Stored entries

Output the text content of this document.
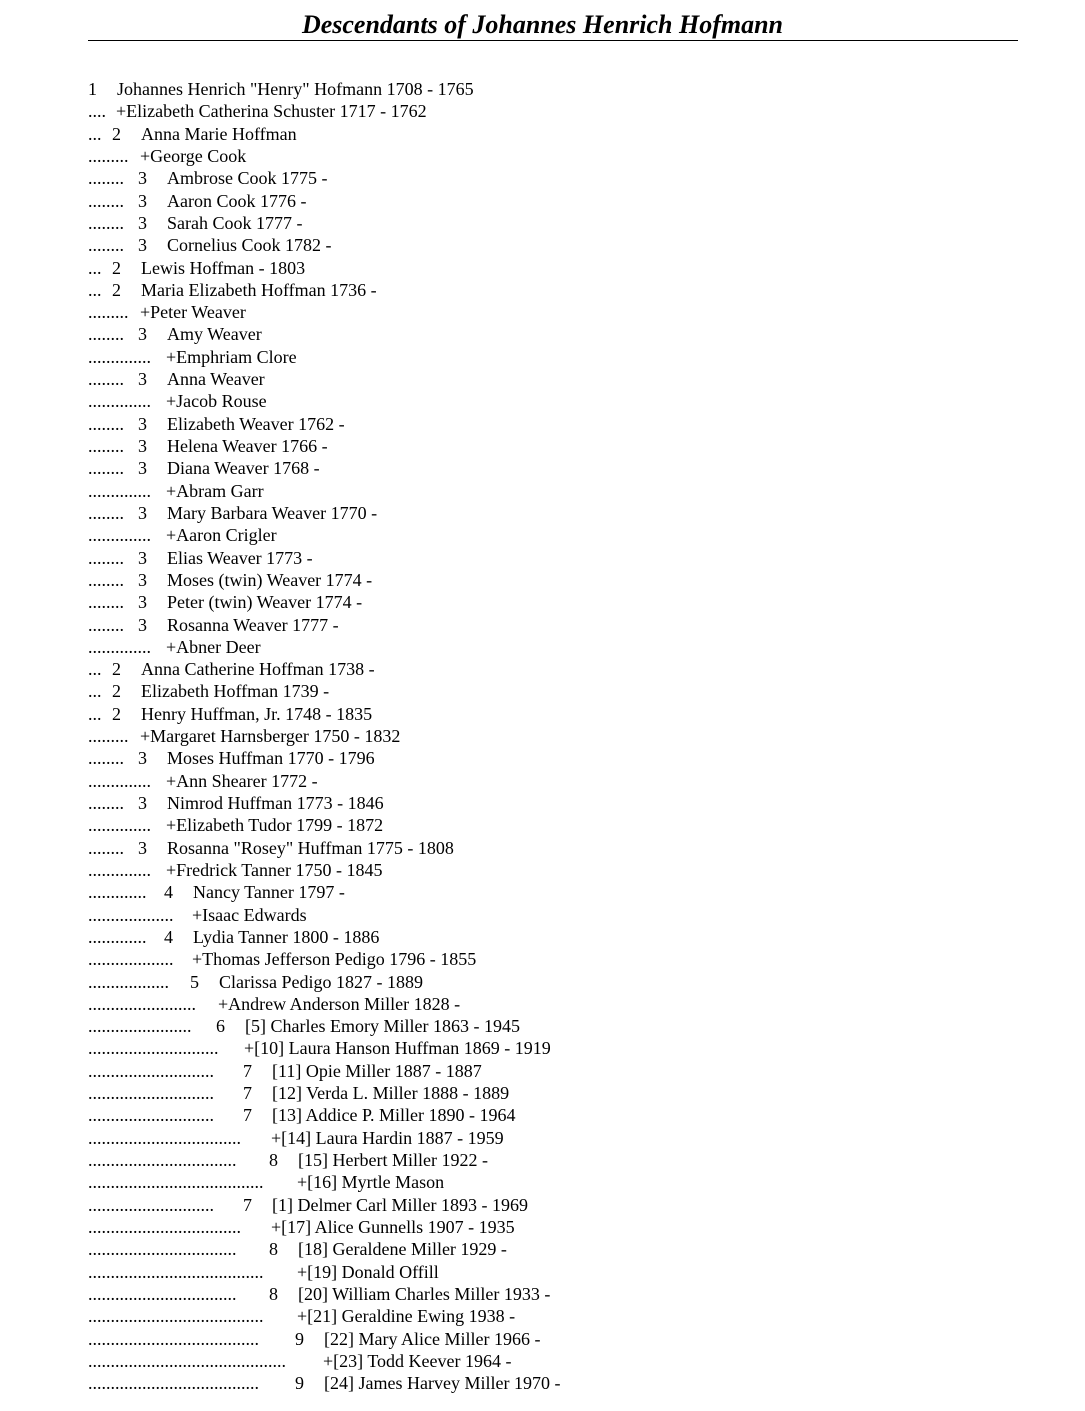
Descendants of Johannes Henrich Hofmann
1 Johannes Henrich "Henry" Hofmann 1708 - 1765
.... +Elizabeth Catherina Schuster 1717 - 1762
... 2 Anna Marie Hoffman
......... +George Cook
........ 3 Ambrose Cook 1775 -
........ 3 Aaron Cook 1776 -
........ 3 Sarah Cook 1777 -
........ 3 Cornelius Cook 1782 -
... 2 Lewis Hoffman - 1803
... 2 Maria Elizabeth Hoffman 1736 -
......... +Peter Weaver
........ 3 Amy Weaver
.............. +Emphriam Clore
........ 3 Anna Weaver
.............. +Jacob Rouse
........ 3 Elizabeth Weaver 1762 -
........ 3 Helena Weaver 1766 -
........ 3 Diana Weaver 1768 -
.............. +Abram Garr
........ 3 Mary Barbara Weaver 1770 -
.............. +Aaron Crigler
........ 3 Elias Weaver 1773 -
........ 3 Moses (twin) Weaver 1774 -
........ 3 Peter (twin) Weaver 1774 -
........ 3 Rosanna Weaver 1777 -
.............. +Abner Deer
... 2 Anna Catherine Hoffman 1738 -
... 2 Elizabeth Hoffman 1739 -
... 2 Henry Huffman, Jr. 1748 - 1835
......... +Margaret Harnsberger 1750 - 1832
........ 3 Moses Huffman 1770 - 1796
.............. +Ann Shearer 1772 -
........ 3 Nimrod Huffman 1773 - 1846
.............. +Elizabeth Tudor 1799 - 1872
........ 3 Rosanna "Rosey" Huffman 1775 - 1808
.............. +Fredrick Tanner 1750 - 1845
............. 4 Nancy Tanner 1797 -
................... +Isaac Edwards
............. 4 Lydia Tanner 1800 - 1886
................... +Thomas Jefferson Pedigo 1796 - 1855
.................. 5 Clarissa Pedigo 1827 - 1889
........................ +Andrew Anderson Miller 1828 -
....................... 6 [5] Charles Emory Miller 1863 - 1945
............................. +[10] Laura Hanson Huffman 1869 - 1919
............................ 7 [11] Opie Miller 1887 - 1887
............................ 7 [12] Verda L. Miller 1888 - 1889
............................ 7 [13] Addice P. Miller 1890 - 1964
.................................. +[14] Laura Hardin 1887 - 1959
................................. 8 [15] Herbert Miller 1922 -
....................................... +[16] Myrtle Mason
............................ 7 [1] Delmer Carl Miller 1893 - 1969
.................................. +[17] Alice Gunnells 1907 - 1935
................................. 8 [18] Geraldene Miller 1929 -
....................................... +[19] Donald Offill
................................. 8 [20] William Charles Miller 1933 -
....................................... +[21] Geraldine Ewing 1938 -
...................................... 9 [22] Mary Alice Miller 1966 -
............................................ +[23] Todd Keever 1964 -
...................................... 9 [24] James Harvey Miller 1970 -
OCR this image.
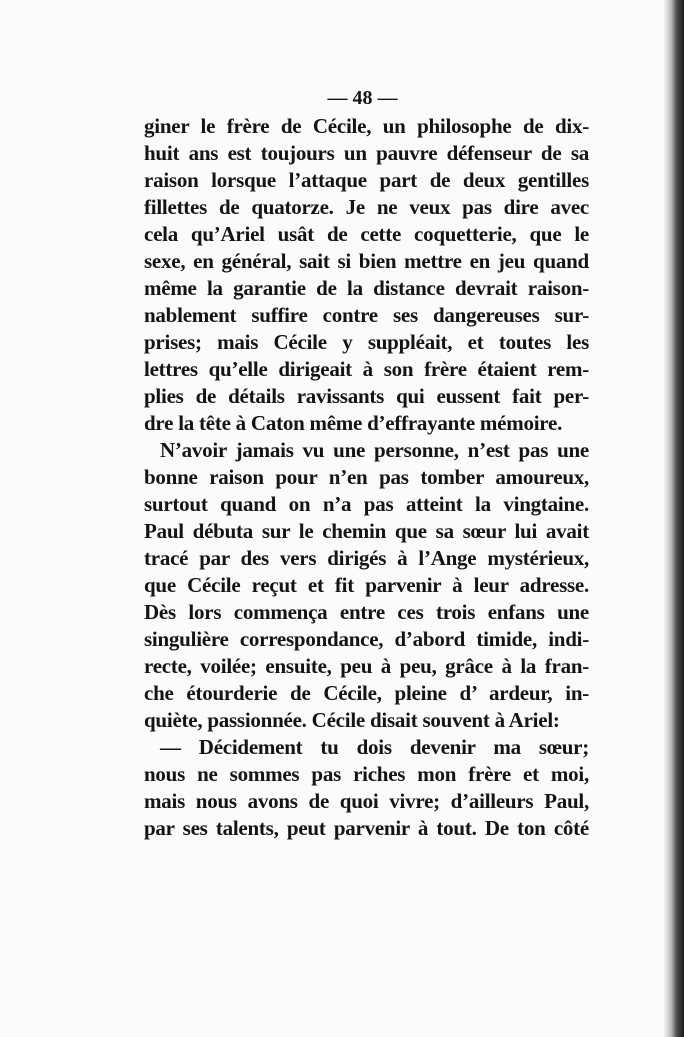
— 48 —
giner le frère de Cécile, un philosophe de dix-
huit ans est toujours un pauvre défenseur de sa
raison lorsque l’attaque part de deux gentilles
fillettes de quatorze. Je ne veux pas dire avec
cela qu’Ariel usât de cette coquetterie, que le
sexe, en général, sait si bien mettre en jeu quand
même la garantie de la distance devrait raison-
nablement suffire contre ses dangereuses sur-
prises; mais Cécile y suppléait, et toutes les
lettres qu’elle dirigeait à son frère étaient rem-
plies de détails ravissants qui eussent fait per-
dre la tête à Caton même d’effrayante mémoire.
N’avoir jamais vu une personne, n’est pas une
bonne raison pour n’en pas tomber amoureux,
surtout quand on n’a pas atteint la vingtaine.
Paul débuta sur le chemin que sa sœur lui avait
tracé par des vers dirigés à l’Ange mystérieux,
que Cécile reçut et fit parvenir à leur adresse.
Dès lors commença entre ces trois enfans une
singulière correspondance, d’abord timide, indi-
recte, voilée; ensuite, peu à peu, grâce à la fran-
che étourderie de Cécile, pleine d’ ardeur, in-
quiète, passionnée. Cécile disait souvent à Ariel:
— Décidement tu dois devenir ma sœur;
nous ne sommes pas riches mon frère et moi,
mais nous avons de quoi vivre; d’ailleurs Paul,
par ses talents, peut parvenir à tout. De ton côté
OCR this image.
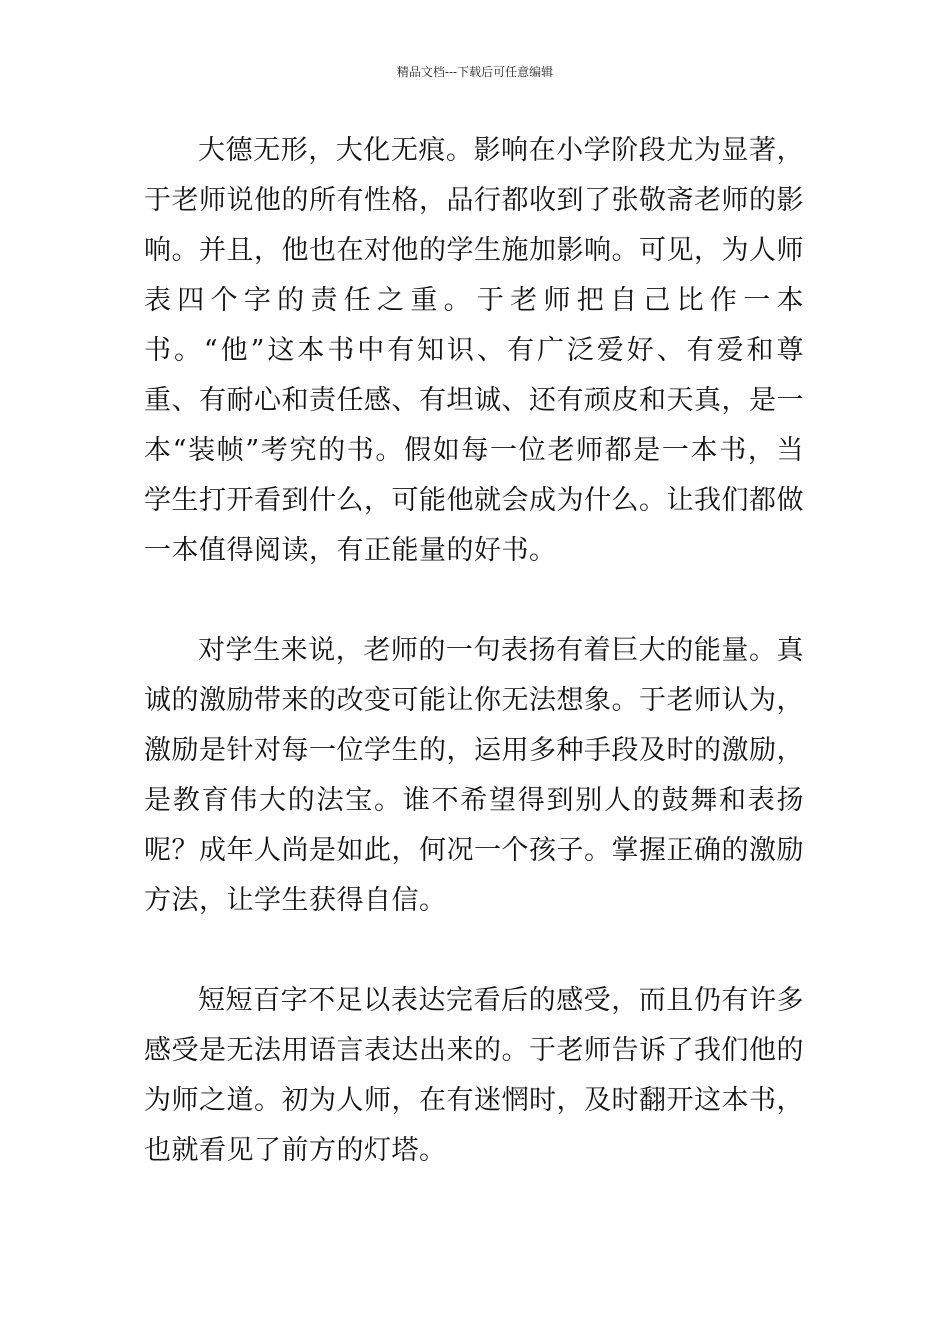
精品文档---下载后可任意编辑

大德无形，大化无痕。影响在小学阶段尤为显著，于老师说他的所有性格，品行都收到了张敬斋老师的影响。并且，他也在对他的学生施加影响。可见，为人师表四个字的责任之重。于老师把自己比作一本书。“他”这本书中有知识、有广泛爱好、有爱和尊重、有耐心和责任感、有坦诚、还有顽皮和天真，是一本“装帧”考究的书。假如每一位老师都是一本书，当学生打开看到什么，可能他就会成为什么。让我们都做一本值得阅读，有正能量的好书。

对学生来说，老师的一句表扬有着巨大的能量。真诚的激励带来的改变可能让你无法想象。于老师认为，激励是针对每一位学生的，运用多种手段及时的激励，是教育伟大的法宝。谁不希望得到别人的鼓舞和表扬呢？成年人尚是如此，何况一个孩子。掌握正确的激励方法，让学生获得自信。

短短百字不足以表达完看后的感受，而且仍有许多感受是无法用语言表达出来的。于老师告诉了我们他的为师之道。初为人师，在有迷惘时，及时翻开这本书，也就看见了前方的灯塔。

> **TASK TO CARRY OUT**: Copy every record above exactly, leaving out any pictures.

> **EXPECTED ANSWER**:
Output the text content of this document.
Descendants of Johannes Henrich Hofmann
1 Johannes Henrich "Henry" Hofmann 1708 - 1765
.... +Elizabeth Catherina Schuster 1717 - 1762
... 2 Anna Marie Hoffman
......... +George Cook
........ 3 Ambrose Cook 1775 -
........ 3 Aaron Cook 1776 -
........ 3 Sarah Cook 1777 -
........ 3 Cornelius Cook 1782 -
... 2 Lewis Hoffman - 1803
... 2 Maria Elizabeth Hoffman 1736 -
......... +Peter Weaver
........ 3 Amy Weaver
.............. +Emphriam Clore
........ 3 Anna Weaver
.............. +Jacob Rouse
........ 3 Elizabeth Weaver 1762 -
........ 3 Helena Weaver 1766 -
........ 3 Diana Weaver 1768 -
.............. +Abram Garr
........ 3 Mary Barbara Weaver 1770 -
.............. +Aaron Crigler
........ 3 Elias Weaver 1773 -
........ 3 Moses (twin) Weaver 1774 -
........ 3 Peter (twin) Weaver 1774 -
........ 3 Rosanna Weaver 1777 -
.............. +Abner Deer
... 2 Anna Catherine Hoffman 1738 -
... 2 Elizabeth Hoffman 1739 -
... 2 Henry Huffman, Jr. 1748 - 1835
......... +Margaret Harnsberger 1750 - 1832
........ 3 Moses Huffman 1770 - 1796
.............. +Ann Shearer 1772 -
........ 3 Nimrod Huffman 1773 - 1846
.............. +Elizabeth Tudor 1799 - 1872
........ 3 Rosanna "Rosey" Huffman 1775 - 1808
.............. +Fredrick Tanner 1750 - 1845
............. 4 Nancy Tanner 1797 -
................... +Isaac Edwards
............. 4 Lydia Tanner 1800 - 1886
................... +Thomas Jefferson Pedigo 1796 - 1855
.................. 5 Clarissa Pedigo 1827 - 1889
........................ +Andrew Anderson Miller 1828 -
....................... 6 [5] Charles Emory Miller 1863 - 1945
............................. +[10] Laura Hanson Huffman 1869 - 1919
............................ 7 [11] Opie Miller 1887 - 1887
............................ 7 [12] Verda L. Miller 1888 - 1889
............................ 7 [13] Addice P. Miller 1890 - 1964
.................................. +[14] Laura Hardin 1887 - 1959
................................. 8 [15] Herbert Miller 1922 -
....................................... +[16] Myrtle Mason
............................ 7 [1] Delmer Carl Miller 1893 - 1969
.................................. +[17] Alice Gunnells 1907 - 1935
................................. 8 [18] Geraldene Miller 1929 -
....................................... +[19] Donald Offill
................................. 8 [20] William Charles Miller 1933 -
....................................... +[21] Geraldine Ewing 1938 -
...................................... 9 [22] Mary Alice Miller 1966 -
............................................ +[23] Todd Keever 1964 -
...................................... 9 [24] James Harvey Miller 1970 -
OCR this image.
— 48 —
giner le frère de Cécile, un philosophe de dix-
huit ans est toujours un pauvre défenseur de sa
raison lorsque l’attaque part de deux gentilles
fillettes de quatorze. Je ne veux pas dire avec
cela qu’Ariel usât de cette coquetterie, que le
sexe, en général, sait si bien mettre en jeu quand
même la garantie de la distance devrait raison-
nablement suffire contre ses dangereuses sur-
prises; mais Cécile y suppléait, et toutes les
lettres qu’elle dirigeait à son frère étaient rem-
plies de détails ravissants qui eussent fait per-
dre la tête à Caton même d’effrayante mémoire.
N’avoir jamais vu une personne, n’est pas une
bonne raison pour n’en pas tomber amoureux,
surtout quand on n’a pas atteint la vingtaine.
Paul débuta sur le chemin que sa sœur lui avait
tracé par des vers dirigés à l’Ange mystérieux,
que Cécile reçut et fit parvenir à leur adresse.
Dès lors commença entre ces trois enfans une
singulière correspondance, d’abord timide, indi-
recte, voilée; ensuite, peu à peu, grâce à la fran-
che étourderie de Cécile, pleine d’ ardeur, in-
quiète, passionnée. Cécile disait souvent à Ariel:
— Décidement tu dois devenir ma sœur;
nous ne sommes pas riches mon frère et moi,
mais nous avons de quoi vivre; d’ailleurs Paul,
par ses talents, peut parvenir à tout. De ton côté
OCR this image.
精品文档---下载后可任意编辑

大德无形，大化无痕。影响在小学阶段尤为显著，于老师说他的所有性格，品行都收到了张敬斋老师的影响。并且，他也在对他的学生施加影响。可见，为人师表四个字的责任之重。于老师把自己比作一本书。“他”这本书中有知识、有广泛爱好、有爱和尊重、有耐心和责任感、有坦诚、还有顽皮和天真，是一本“装帧”考究的书。假如每一位老师都是一本书，当学生打开看到什么，可能他就会成为什么。让我们都做一本值得阅读，有正能量的好书。

对学生来说，老师的一句表扬有着巨大的能量。真诚的激励带来的改变可能让你无法想象。于老师认为，激励是针对每一位学生的，运用多种手段及时的激励，是教育伟大的法宝。谁不希望得到别人的鼓舞和表扬呢？成年人尚是如此，何况一个孩子。掌握正确的激励方法，让学生获得自信。

短短百字不足以表达完看后的感受，而且仍有许多感受是无法用语言表达出来的。于老师告诉了我们他的为师之道。初为人师，在有迷惘时，及时翻开这本书，也就看见了前方的灯塔。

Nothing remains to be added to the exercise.